- EXERCISE PROMPT
Copy out the whole listing exactly as written, leaving the pictures behind.

- ROWS
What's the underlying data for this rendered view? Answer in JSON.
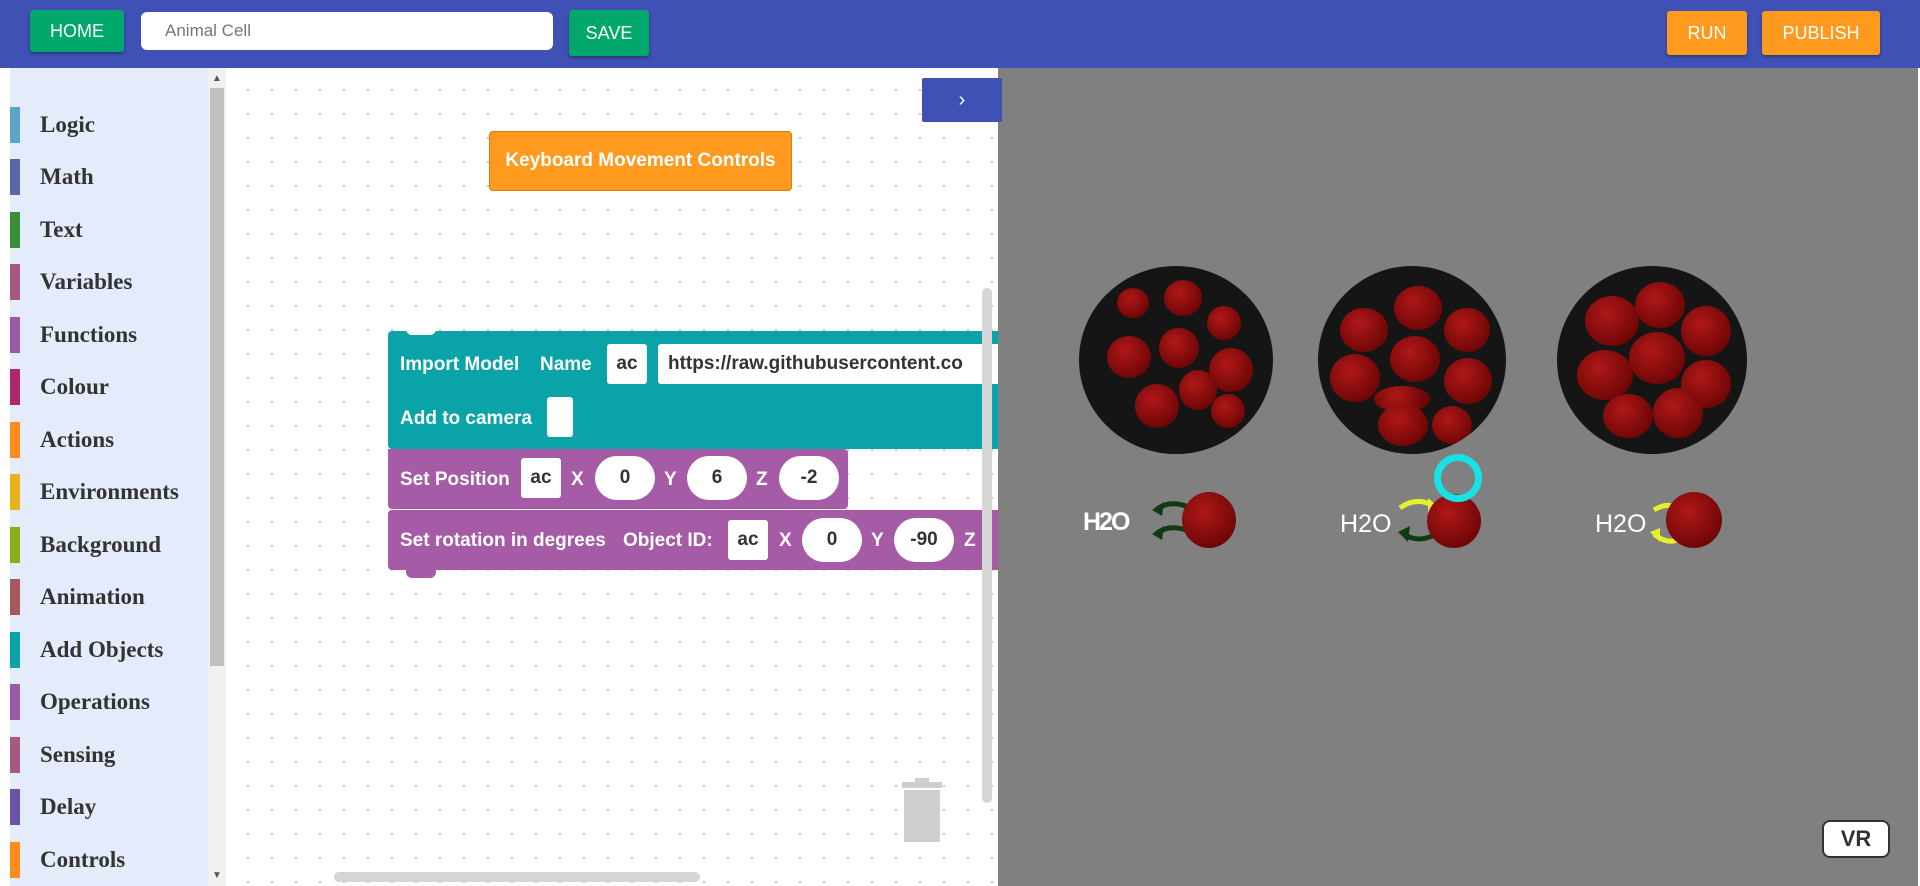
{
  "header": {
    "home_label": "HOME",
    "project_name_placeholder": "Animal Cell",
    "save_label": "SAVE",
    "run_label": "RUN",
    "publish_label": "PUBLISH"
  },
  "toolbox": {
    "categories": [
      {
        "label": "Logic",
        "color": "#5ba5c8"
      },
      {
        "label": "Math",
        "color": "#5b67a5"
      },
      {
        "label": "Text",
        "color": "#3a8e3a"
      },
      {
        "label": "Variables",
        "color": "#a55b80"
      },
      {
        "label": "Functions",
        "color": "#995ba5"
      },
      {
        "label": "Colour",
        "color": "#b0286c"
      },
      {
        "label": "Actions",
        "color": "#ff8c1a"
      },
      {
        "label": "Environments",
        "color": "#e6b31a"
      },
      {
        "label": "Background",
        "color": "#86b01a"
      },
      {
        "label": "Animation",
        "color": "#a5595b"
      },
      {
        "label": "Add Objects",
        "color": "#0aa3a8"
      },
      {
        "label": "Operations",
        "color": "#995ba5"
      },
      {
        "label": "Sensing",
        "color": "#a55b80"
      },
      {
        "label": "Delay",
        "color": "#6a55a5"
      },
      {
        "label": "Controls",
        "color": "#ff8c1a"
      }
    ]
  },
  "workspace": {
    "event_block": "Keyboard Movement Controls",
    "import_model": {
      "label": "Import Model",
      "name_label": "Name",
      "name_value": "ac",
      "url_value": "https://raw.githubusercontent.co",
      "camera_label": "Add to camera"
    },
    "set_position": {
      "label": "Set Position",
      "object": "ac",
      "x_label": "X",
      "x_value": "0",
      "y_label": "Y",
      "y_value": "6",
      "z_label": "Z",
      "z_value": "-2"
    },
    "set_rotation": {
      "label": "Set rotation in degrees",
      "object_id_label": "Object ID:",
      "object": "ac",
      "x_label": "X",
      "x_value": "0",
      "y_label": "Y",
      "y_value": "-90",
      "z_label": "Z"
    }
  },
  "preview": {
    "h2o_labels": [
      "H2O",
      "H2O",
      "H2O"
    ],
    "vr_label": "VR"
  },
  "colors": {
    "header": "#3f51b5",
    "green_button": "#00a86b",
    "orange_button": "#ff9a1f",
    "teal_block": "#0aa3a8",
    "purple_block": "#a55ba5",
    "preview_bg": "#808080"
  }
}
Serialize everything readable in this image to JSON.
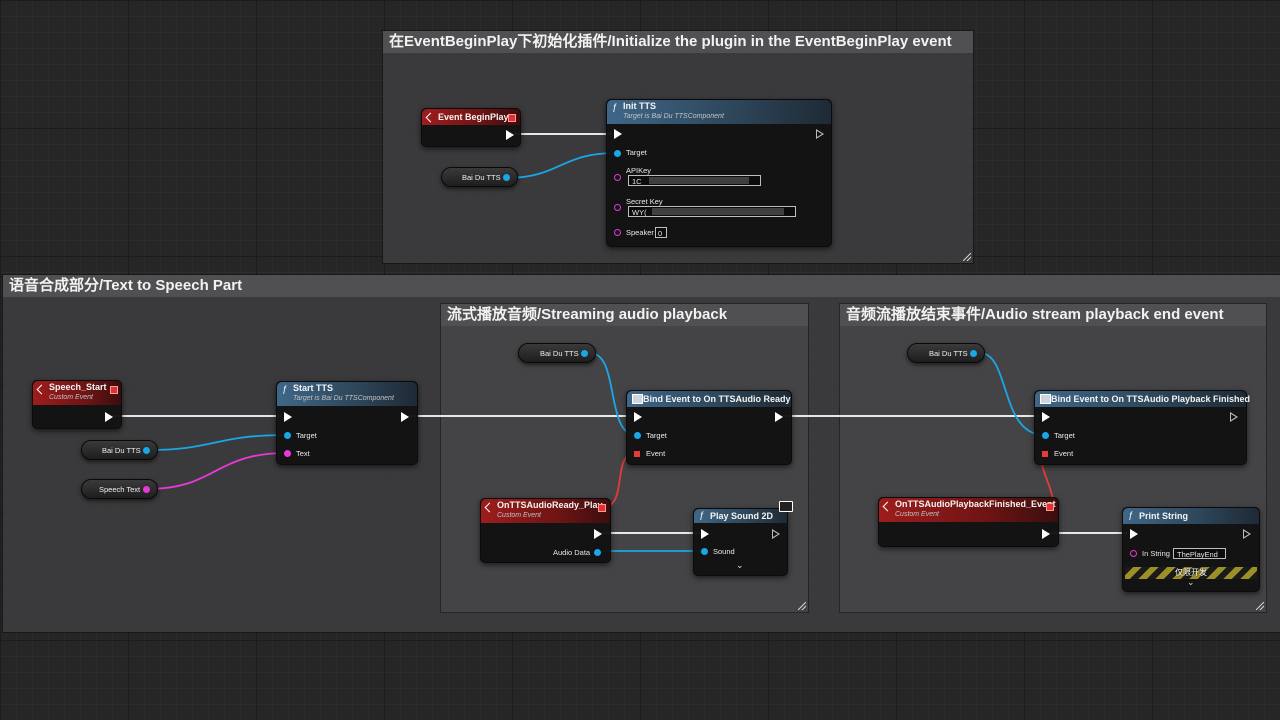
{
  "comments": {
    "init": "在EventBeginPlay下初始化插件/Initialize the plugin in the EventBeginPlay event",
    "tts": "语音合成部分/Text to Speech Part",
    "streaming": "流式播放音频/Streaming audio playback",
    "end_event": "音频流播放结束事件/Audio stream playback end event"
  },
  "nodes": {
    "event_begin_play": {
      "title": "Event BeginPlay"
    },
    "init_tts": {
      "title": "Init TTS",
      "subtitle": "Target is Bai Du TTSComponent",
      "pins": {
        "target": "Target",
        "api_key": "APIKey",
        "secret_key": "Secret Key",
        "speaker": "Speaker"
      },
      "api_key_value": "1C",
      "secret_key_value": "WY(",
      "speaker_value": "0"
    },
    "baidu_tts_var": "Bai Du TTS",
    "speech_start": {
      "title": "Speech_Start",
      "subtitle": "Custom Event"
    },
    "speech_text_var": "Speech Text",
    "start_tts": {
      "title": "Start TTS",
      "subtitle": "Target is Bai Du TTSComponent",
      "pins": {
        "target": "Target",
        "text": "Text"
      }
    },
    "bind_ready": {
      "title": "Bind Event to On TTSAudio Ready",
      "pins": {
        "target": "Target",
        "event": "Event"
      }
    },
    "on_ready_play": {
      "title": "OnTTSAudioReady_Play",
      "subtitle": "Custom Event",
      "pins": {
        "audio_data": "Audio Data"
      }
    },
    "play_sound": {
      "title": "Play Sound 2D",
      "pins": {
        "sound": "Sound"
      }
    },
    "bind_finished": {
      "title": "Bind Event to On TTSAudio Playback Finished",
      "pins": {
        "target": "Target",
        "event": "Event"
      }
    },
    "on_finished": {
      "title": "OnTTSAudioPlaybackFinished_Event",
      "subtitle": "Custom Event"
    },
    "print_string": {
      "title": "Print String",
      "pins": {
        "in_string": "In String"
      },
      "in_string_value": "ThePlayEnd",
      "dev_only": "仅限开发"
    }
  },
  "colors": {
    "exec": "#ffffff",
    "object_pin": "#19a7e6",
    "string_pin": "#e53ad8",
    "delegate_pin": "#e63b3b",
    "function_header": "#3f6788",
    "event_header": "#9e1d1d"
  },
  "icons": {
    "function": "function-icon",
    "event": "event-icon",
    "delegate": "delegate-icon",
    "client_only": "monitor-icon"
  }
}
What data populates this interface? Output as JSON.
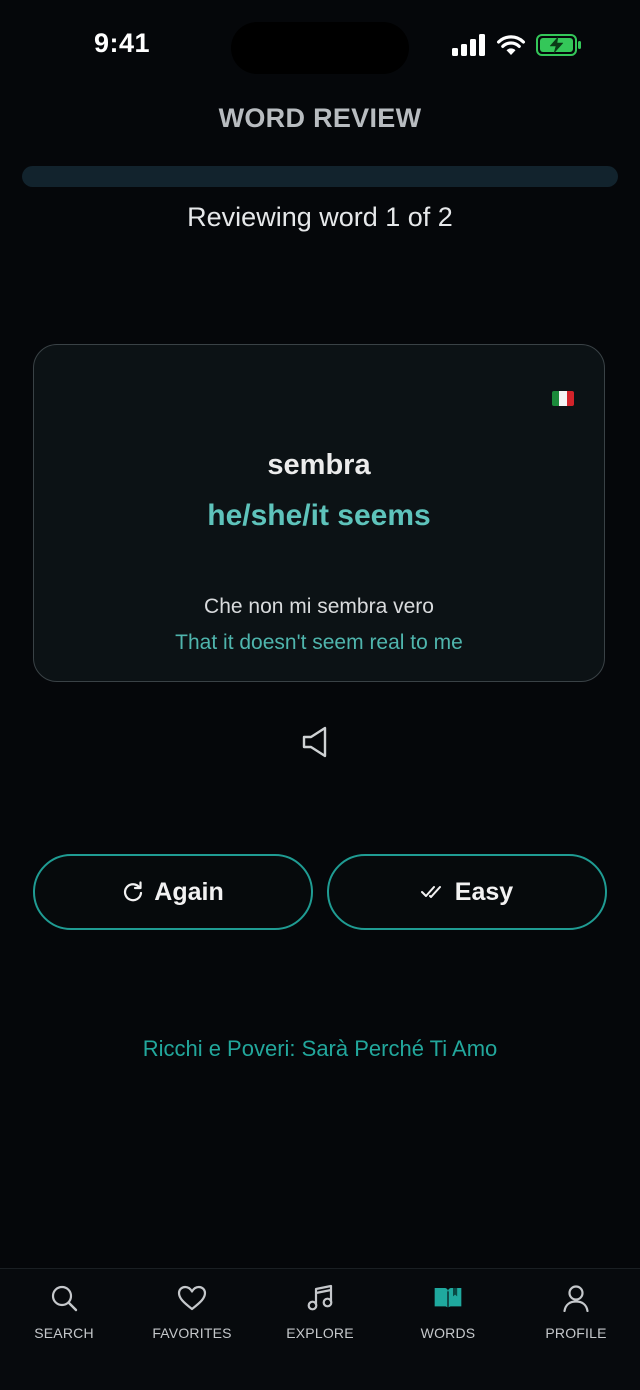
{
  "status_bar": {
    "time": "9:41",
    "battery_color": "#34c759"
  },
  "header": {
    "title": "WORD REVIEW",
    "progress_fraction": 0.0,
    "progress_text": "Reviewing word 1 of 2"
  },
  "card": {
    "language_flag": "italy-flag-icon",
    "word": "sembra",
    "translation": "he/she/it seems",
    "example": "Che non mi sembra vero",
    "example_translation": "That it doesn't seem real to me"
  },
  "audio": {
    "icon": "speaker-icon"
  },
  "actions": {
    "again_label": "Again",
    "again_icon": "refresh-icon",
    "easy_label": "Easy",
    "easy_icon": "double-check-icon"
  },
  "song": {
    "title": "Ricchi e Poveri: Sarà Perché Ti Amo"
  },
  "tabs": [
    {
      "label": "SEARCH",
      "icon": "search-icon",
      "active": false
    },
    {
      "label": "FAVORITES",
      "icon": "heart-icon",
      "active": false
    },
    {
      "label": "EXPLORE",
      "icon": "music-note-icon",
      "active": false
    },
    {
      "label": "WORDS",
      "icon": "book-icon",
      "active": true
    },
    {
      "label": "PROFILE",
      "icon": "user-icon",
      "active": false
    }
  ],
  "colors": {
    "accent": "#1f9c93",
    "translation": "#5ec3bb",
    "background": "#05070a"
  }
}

- EXERCISE ANSWER
What's the underlying data for this rendered view? Answer in JSON.
{
  "header": {
    "home_label": "HOME",
    "project_name_placeholder": "Animal Cell",
    "save_label": "SAVE",
    "run_label": "RUN",
    "publish_label": "PUBLISH"
  },
  "toolbox": {
    "categories": [
      {
        "label": "Logic",
        "color": "#5ba5c8"
      },
      {
        "label": "Math",
        "color": "#5b67a5"
      },
      {
        "label": "Text",
        "color": "#3a8e3a"
      },
      {
        "label": "Variables",
        "color": "#a55b80"
      },
      {
        "label": "Functions",
        "color": "#995ba5"
      },
      {
        "label": "Colour",
        "color": "#b0286c"
      },
      {
        "label": "Actions",
        "color": "#ff8c1a"
      },
      {
        "label": "Environments",
        "color": "#e6b31a"
      },
      {
        "label": "Background",
        "color": "#86b01a"
      },
      {
        "label": "Animation",
        "color": "#a5595b"
      },
      {
        "label": "Add Objects",
        "color": "#0aa3a8"
      },
      {
        "label": "Operations",
        "color": "#995ba5"
      },
      {
        "label": "Sensing",
        "color": "#a55b80"
      },
      {
        "label": "Delay",
        "color": "#6a55a5"
      },
      {
        "label": "Controls",
        "color": "#ff8c1a"
      }
    ]
  },
  "workspace": {
    "event_block": "Keyboard Movement Controls",
    "import_model": {
      "label": "Import Model",
      "name_label": "Name",
      "name_value": "ac",
      "url_value": "https://raw.githubusercontent.co",
      "camera_label": "Add to camera"
    },
    "set_position": {
      "label": "Set Position",
      "object": "ac",
      "x_label": "X",
      "x_value": "0",
      "y_label": "Y",
      "y_value": "6",
      "z_label": "Z",
      "z_value": "-2"
    },
    "set_rotation": {
      "label": "Set rotation in degrees",
      "object_id_label": "Object ID:",
      "object": "ac",
      "x_label": "X",
      "x_value": "0",
      "y_label": "Y",
      "y_value": "-90",
      "z_label": "Z"
    }
  },
  "preview": {
    "h2o_labels": [
      "H2O",
      "H2O",
      "H2O"
    ],
    "vr_label": "VR"
  },
  "colors": {
    "header": "#3f51b5",
    "green_button": "#00a86b",
    "orange_button": "#ff9a1f",
    "teal_block": "#0aa3a8",
    "purple_block": "#a55ba5",
    "preview_bg": "#808080"
  }
}
Serialize everything readable in this image to JSON.
{
  "comments": {
    "init": "在EventBeginPlay下初始化插件/Initialize the plugin in the EventBeginPlay event",
    "tts": "语音合成部分/Text to Speech Part",
    "streaming": "流式播放音频/Streaming audio playback",
    "end_event": "音频流播放结束事件/Audio stream playback end event"
  },
  "nodes": {
    "event_begin_play": {
      "title": "Event BeginPlay"
    },
    "init_tts": {
      "title": "Init TTS",
      "subtitle": "Target is Bai Du TTSComponent",
      "pins": {
        "target": "Target",
        "api_key": "APIKey",
        "secret_key": "Secret Key",
        "speaker": "Speaker"
      },
      "api_key_value": "1C",
      "secret_key_value": "WY(",
      "speaker_value": "0"
    },
    "baidu_tts_var": "Bai Du TTS",
    "speech_start": {
      "title": "Speech_Start",
      "subtitle": "Custom Event"
    },
    "speech_text_var": "Speech Text",
    "start_tts": {
      "title": "Start TTS",
      "subtitle": "Target is Bai Du TTSComponent",
      "pins": {
        "target": "Target",
        "text": "Text"
      }
    },
    "bind_ready": {
      "title": "Bind Event to On TTSAudio Ready",
      "pins": {
        "target": "Target",
        "event": "Event"
      }
    },
    "on_ready_play": {
      "title": "OnTTSAudioReady_Play",
      "subtitle": "Custom Event",
      "pins": {
        "audio_data": "Audio Data"
      }
    },
    "play_sound": {
      "title": "Play Sound 2D",
      "pins": {
        "sound": "Sound"
      }
    },
    "bind_finished": {
      "title": "Bind Event to On TTSAudio Playback Finished",
      "pins": {
        "target": "Target",
        "event": "Event"
      }
    },
    "on_finished": {
      "title": "OnTTSAudioPlaybackFinished_Event",
      "subtitle": "Custom Event"
    },
    "print_string": {
      "title": "Print String",
      "pins": {
        "in_string": "In String"
      },
      "in_string_value": "ThePlayEnd",
      "dev_only": "仅限开发"
    }
  },
  "colors": {
    "exec": "#ffffff",
    "object_pin": "#19a7e6",
    "string_pin": "#e53ad8",
    "delegate_pin": "#e63b3b",
    "function_header": "#3f6788",
    "event_header": "#9e1d1d"
  },
  "icons": {
    "function": "function-icon",
    "event": "event-icon",
    "delegate": "delegate-icon",
    "client_only": "monitor-icon"
  }
}
What data populates this interface? Output as JSON.
{
  "status_bar": {
    "time": "9:41",
    "battery_color": "#34c759"
  },
  "header": {
    "title": "WORD REVIEW",
    "progress_fraction": 0.0,
    "progress_text": "Reviewing word 1 of 2"
  },
  "card": {
    "language_flag": "italy-flag-icon",
    "word": "sembra",
    "translation": "he/she/it seems",
    "example": "Che non mi sembra vero",
    "example_translation": "That it doesn't seem real to me"
  },
  "audio": {
    "icon": "speaker-icon"
  },
  "actions": {
    "again_label": "Again",
    "again_icon": "refresh-icon",
    "easy_label": "Easy",
    "easy_icon": "double-check-icon"
  },
  "song": {
    "title": "Ricchi e Poveri: Sarà Perché Ti Amo"
  },
  "tabs": [
    {
      "label": "SEARCH",
      "icon": "search-icon",
      "active": false
    },
    {
      "label": "FAVORITES",
      "icon": "heart-icon",
      "active": false
    },
    {
      "label": "EXPLORE",
      "icon": "music-note-icon",
      "active": false
    },
    {
      "label": "WORDS",
      "icon": "book-icon",
      "active": true
    },
    {
      "label": "PROFILE",
      "icon": "user-icon",
      "active": false
    }
  ],
  "colors": {
    "accent": "#1f9c93",
    "translation": "#5ec3bb",
    "background": "#05070a"
  }
}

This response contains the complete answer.